§ **WHAT TO PRODUCE**:
Leave out the pictures and repeat the data exactly.

§ **TASK MATERIAL**:

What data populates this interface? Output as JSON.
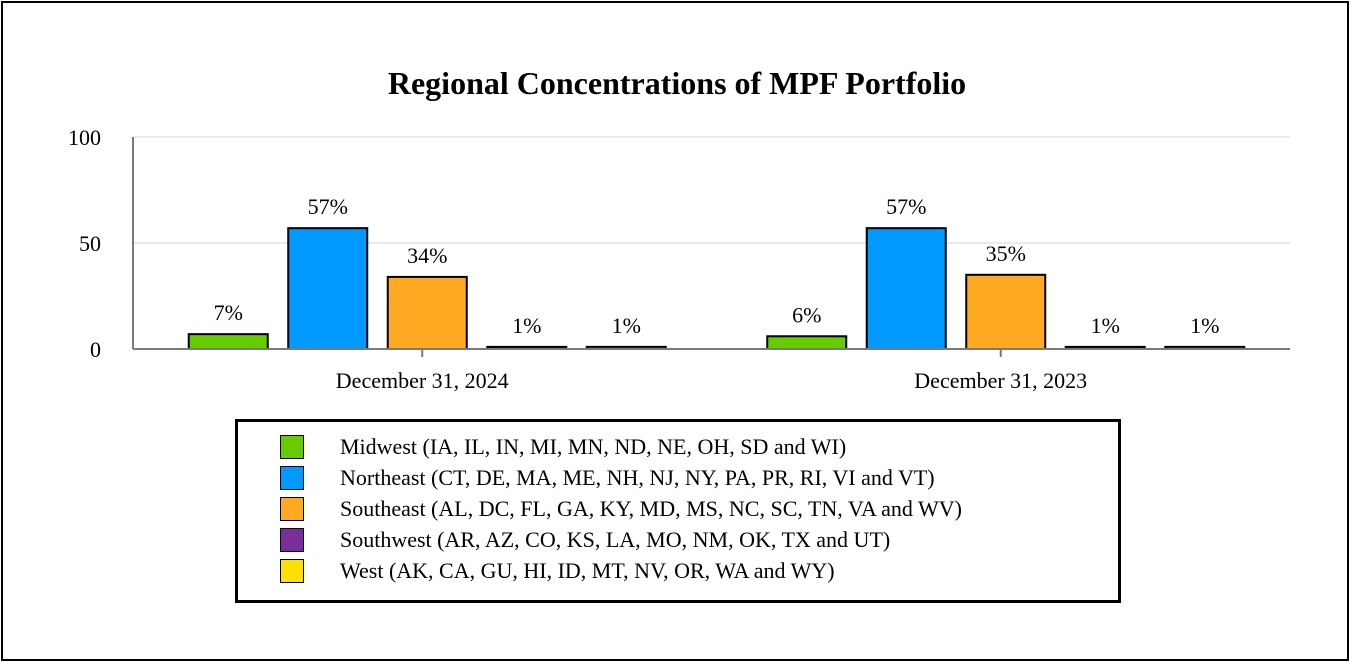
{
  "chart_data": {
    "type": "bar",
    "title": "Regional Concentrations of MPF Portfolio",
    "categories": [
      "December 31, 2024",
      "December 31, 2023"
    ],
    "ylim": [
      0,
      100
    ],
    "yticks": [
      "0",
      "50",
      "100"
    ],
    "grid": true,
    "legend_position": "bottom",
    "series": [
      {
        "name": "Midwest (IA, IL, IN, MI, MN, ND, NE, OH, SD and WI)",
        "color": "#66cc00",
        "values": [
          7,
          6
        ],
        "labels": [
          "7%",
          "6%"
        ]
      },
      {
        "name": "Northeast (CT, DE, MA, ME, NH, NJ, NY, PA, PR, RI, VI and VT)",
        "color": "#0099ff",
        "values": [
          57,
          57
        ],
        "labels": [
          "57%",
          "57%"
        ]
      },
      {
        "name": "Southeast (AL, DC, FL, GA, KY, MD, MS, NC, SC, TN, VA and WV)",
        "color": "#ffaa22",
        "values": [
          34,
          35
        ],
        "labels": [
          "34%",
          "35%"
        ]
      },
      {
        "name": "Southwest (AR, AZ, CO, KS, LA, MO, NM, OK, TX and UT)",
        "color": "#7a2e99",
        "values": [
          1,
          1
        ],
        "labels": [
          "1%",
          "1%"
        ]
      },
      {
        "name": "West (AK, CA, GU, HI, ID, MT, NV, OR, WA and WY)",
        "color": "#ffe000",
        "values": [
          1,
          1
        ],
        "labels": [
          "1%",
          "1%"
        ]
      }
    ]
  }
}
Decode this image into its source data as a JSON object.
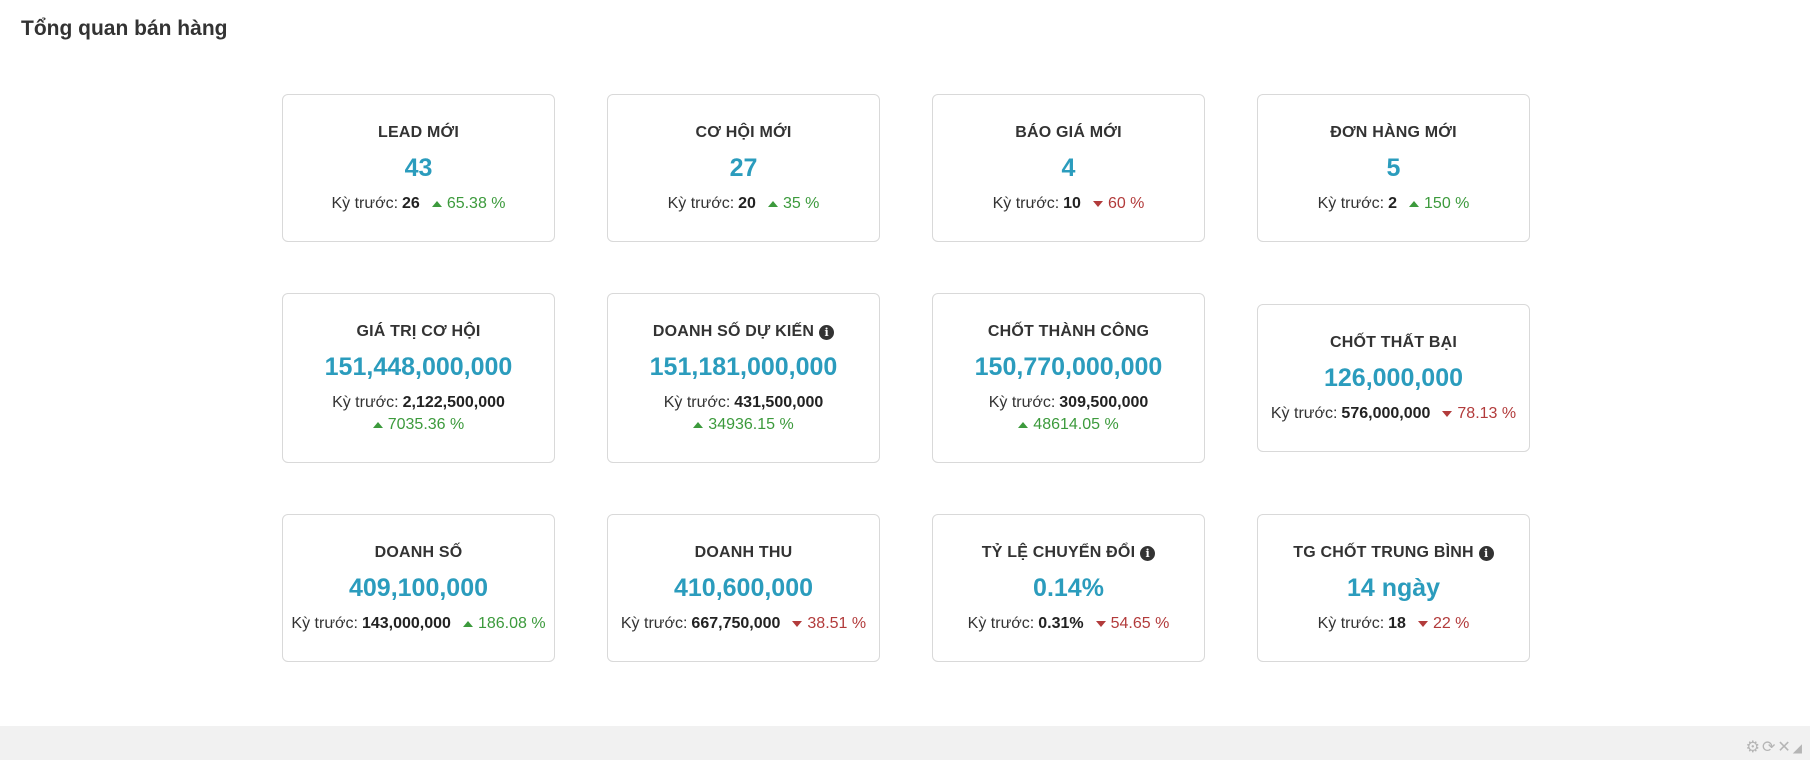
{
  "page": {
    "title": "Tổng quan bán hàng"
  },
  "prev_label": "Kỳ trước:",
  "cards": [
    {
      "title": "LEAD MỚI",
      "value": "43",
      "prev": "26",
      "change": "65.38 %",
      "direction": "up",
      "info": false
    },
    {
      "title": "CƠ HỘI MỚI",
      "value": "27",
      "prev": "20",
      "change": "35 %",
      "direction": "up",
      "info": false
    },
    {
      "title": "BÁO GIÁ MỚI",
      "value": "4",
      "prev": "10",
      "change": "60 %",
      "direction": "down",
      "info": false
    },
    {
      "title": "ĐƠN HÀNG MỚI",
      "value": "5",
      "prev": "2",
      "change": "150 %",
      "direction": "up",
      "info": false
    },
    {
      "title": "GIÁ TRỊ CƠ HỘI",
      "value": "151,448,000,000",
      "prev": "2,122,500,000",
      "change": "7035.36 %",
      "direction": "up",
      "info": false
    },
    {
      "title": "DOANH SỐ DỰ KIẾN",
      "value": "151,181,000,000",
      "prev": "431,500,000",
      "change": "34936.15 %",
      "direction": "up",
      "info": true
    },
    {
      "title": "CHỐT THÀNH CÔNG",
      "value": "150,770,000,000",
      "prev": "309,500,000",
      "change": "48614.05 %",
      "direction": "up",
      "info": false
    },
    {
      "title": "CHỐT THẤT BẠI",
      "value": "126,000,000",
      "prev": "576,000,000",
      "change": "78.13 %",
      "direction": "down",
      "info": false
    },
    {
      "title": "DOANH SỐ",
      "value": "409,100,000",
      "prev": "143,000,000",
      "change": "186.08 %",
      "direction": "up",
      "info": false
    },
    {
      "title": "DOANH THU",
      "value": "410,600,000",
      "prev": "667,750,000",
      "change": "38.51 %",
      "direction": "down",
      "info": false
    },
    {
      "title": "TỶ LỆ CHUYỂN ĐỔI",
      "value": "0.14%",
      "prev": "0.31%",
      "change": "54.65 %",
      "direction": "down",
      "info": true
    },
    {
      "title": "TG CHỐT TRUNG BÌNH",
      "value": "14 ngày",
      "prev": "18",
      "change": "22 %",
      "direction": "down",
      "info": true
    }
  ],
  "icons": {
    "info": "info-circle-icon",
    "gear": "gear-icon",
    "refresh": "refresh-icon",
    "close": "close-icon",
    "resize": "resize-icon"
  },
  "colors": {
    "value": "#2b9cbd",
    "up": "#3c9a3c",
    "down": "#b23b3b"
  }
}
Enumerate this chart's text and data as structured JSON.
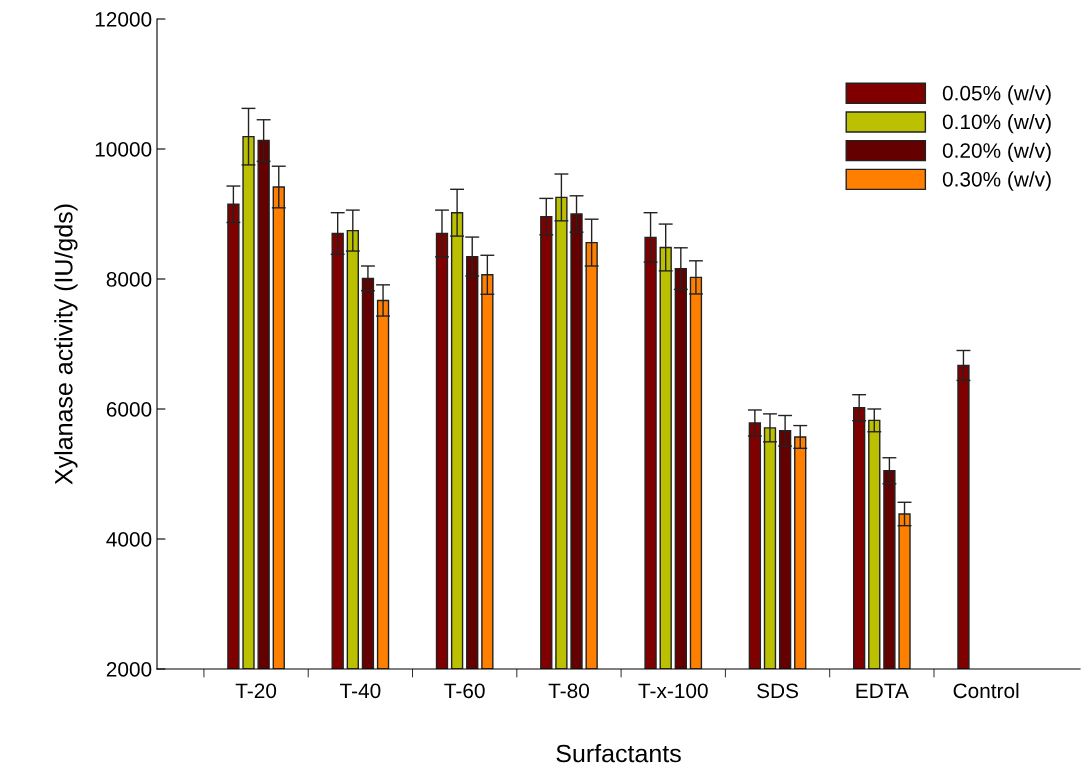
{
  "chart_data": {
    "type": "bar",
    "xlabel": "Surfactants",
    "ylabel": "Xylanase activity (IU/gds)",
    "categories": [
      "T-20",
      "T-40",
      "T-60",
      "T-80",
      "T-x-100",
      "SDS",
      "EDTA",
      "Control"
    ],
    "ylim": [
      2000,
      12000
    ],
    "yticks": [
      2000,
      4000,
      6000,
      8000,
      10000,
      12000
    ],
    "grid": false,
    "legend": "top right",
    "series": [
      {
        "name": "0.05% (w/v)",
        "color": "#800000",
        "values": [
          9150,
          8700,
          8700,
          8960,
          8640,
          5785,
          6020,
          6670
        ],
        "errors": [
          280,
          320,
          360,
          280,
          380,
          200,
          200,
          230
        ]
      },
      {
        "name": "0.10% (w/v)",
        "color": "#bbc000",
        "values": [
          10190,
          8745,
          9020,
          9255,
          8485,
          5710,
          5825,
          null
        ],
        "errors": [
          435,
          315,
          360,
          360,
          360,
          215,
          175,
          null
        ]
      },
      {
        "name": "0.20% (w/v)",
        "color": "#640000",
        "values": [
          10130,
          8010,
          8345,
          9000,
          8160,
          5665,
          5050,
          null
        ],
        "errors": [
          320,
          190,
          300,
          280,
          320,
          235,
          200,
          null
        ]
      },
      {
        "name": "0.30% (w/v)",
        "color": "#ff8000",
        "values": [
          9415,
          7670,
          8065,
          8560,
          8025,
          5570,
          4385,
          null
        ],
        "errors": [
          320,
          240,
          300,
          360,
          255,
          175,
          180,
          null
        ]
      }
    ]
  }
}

§ **COMPLETE OUTPUT**:
What data populates this interface? Output as JSON.
{
  "chart_data": {
    "type": "bar",
    "title": "Regional Concentrations of MPF Portfolio",
    "categories": [
      "December 31, 2024",
      "December 31, 2023"
    ],
    "ylim": [
      0,
      100
    ],
    "yticks": [
      "0",
      "50",
      "100"
    ],
    "grid": true,
    "legend_position": "bottom",
    "series": [
      {
        "name": "Midwest (IA, IL, IN, MI, MN, ND, NE, OH, SD and WI)",
        "color": "#66cc00",
        "values": [
          7,
          6
        ],
        "labels": [
          "7%",
          "6%"
        ]
      },
      {
        "name": "Northeast (CT, DE, MA, ME, NH, NJ, NY, PA, PR, RI, VI and VT)",
        "color": "#0099ff",
        "values": [
          57,
          57
        ],
        "labels": [
          "57%",
          "57%"
        ]
      },
      {
        "name": "Southeast (AL, DC, FL, GA, KY, MD, MS, NC, SC, TN, VA and WV)",
        "color": "#ffaa22",
        "values": [
          34,
          35
        ],
        "labels": [
          "34%",
          "35%"
        ]
      },
      {
        "name": "Southwest (AR, AZ, CO, KS, LA, MO, NM, OK, TX and UT)",
        "color": "#7a2e99",
        "values": [
          1,
          1
        ],
        "labels": [
          "1%",
          "1%"
        ]
      },
      {
        "name": "West (AK, CA, GU, HI, ID, MT, NV, OR, WA and WY)",
        "color": "#ffe000",
        "values": [
          1,
          1
        ],
        "labels": [
          "1%",
          "1%"
        ]
      }
    ]
  }
}
Decode this image into its source data as a JSON object.
{
  "page": {
    "title": "Tổng quan bán hàng"
  },
  "prev_label": "Kỳ trước:",
  "cards": [
    {
      "title": "LEAD MỚI",
      "value": "43",
      "prev": "26",
      "change": "65.38 %",
      "direction": "up",
      "info": false
    },
    {
      "title": "CƠ HỘI MỚI",
      "value": "27",
      "prev": "20",
      "change": "35 %",
      "direction": "up",
      "info": false
    },
    {
      "title": "BÁO GIÁ MỚI",
      "value": "4",
      "prev": "10",
      "change": "60 %",
      "direction": "down",
      "info": false
    },
    {
      "title": "ĐƠN HÀNG MỚI",
      "value": "5",
      "prev": "2",
      "change": "150 %",
      "direction": "up",
      "info": false
    },
    {
      "title": "GIÁ TRỊ CƠ HỘI",
      "value": "151,448,000,000",
      "prev": "2,122,500,000",
      "change": "7035.36 %",
      "direction": "up",
      "info": false
    },
    {
      "title": "DOANH SỐ DỰ KIẾN",
      "value": "151,181,000,000",
      "prev": "431,500,000",
      "change": "34936.15 %",
      "direction": "up",
      "info": true
    },
    {
      "title": "CHỐT THÀNH CÔNG",
      "value": "150,770,000,000",
      "prev": "309,500,000",
      "change": "48614.05 %",
      "direction": "up",
      "info": false
    },
    {
      "title": "CHỐT THẤT BẠI",
      "value": "126,000,000",
      "prev": "576,000,000",
      "change": "78.13 %",
      "direction": "down",
      "info": false
    },
    {
      "title": "DOANH SỐ",
      "value": "409,100,000",
      "prev": "143,000,000",
      "change": "186.08 %",
      "direction": "up",
      "info": false
    },
    {
      "title": "DOANH THU",
      "value": "410,600,000",
      "prev": "667,750,000",
      "change": "38.51 %",
      "direction": "down",
      "info": false
    },
    {
      "title": "TỶ LỆ CHUYỂN ĐỔI",
      "value": "0.14%",
      "prev": "0.31%",
      "change": "54.65 %",
      "direction": "down",
      "info": true
    },
    {
      "title": "TG CHỐT TRUNG BÌNH",
      "value": "14 ngày",
      "prev": "18",
      "change": "22 %",
      "direction": "down",
      "info": true
    }
  ],
  "icons": {
    "info": "info-circle-icon",
    "gear": "gear-icon",
    "refresh": "refresh-icon",
    "close": "close-icon",
    "resize": "resize-icon"
  },
  "colors": {
    "value": "#2b9cbd",
    "up": "#3c9a3c",
    "down": "#b23b3b"
  }
}
Enumerate this chart's text and data as structured JSON.
{
  "chart_data": {
    "type": "bar",
    "xlabel": "Surfactants",
    "ylabel": "Xylanase activity (IU/gds)",
    "categories": [
      "T-20",
      "T-40",
      "T-60",
      "T-80",
      "T-x-100",
      "SDS",
      "EDTA",
      "Control"
    ],
    "ylim": [
      2000,
      12000
    ],
    "yticks": [
      2000,
      4000,
      6000,
      8000,
      10000,
      12000
    ],
    "grid": false,
    "legend": "top right",
    "series": [
      {
        "name": "0.05% (w/v)",
        "color": "#800000",
        "values": [
          9150,
          8700,
          8700,
          8960,
          8640,
          5785,
          6020,
          6670
        ],
        "errors": [
          280,
          320,
          360,
          280,
          380,
          200,
          200,
          230
        ]
      },
      {
        "name": "0.10% (w/v)",
        "color": "#bbc000",
        "values": [
          10190,
          8745,
          9020,
          9255,
          8485,
          5710,
          5825,
          null
        ],
        "errors": [
          435,
          315,
          360,
          360,
          360,
          215,
          175,
          null
        ]
      },
      {
        "name": "0.20% (w/v)",
        "color": "#640000",
        "values": [
          10130,
          8010,
          8345,
          9000,
          8160,
          5665,
          5050,
          null
        ],
        "errors": [
          320,
          190,
          300,
          280,
          320,
          235,
          200,
          null
        ]
      },
      {
        "name": "0.30% (w/v)",
        "color": "#ff8000",
        "values": [
          9415,
          7670,
          8065,
          8560,
          8025,
          5570,
          4385,
          null
        ],
        "errors": [
          320,
          240,
          300,
          360,
          255,
          175,
          180,
          null
        ]
      }
    ]
  }
}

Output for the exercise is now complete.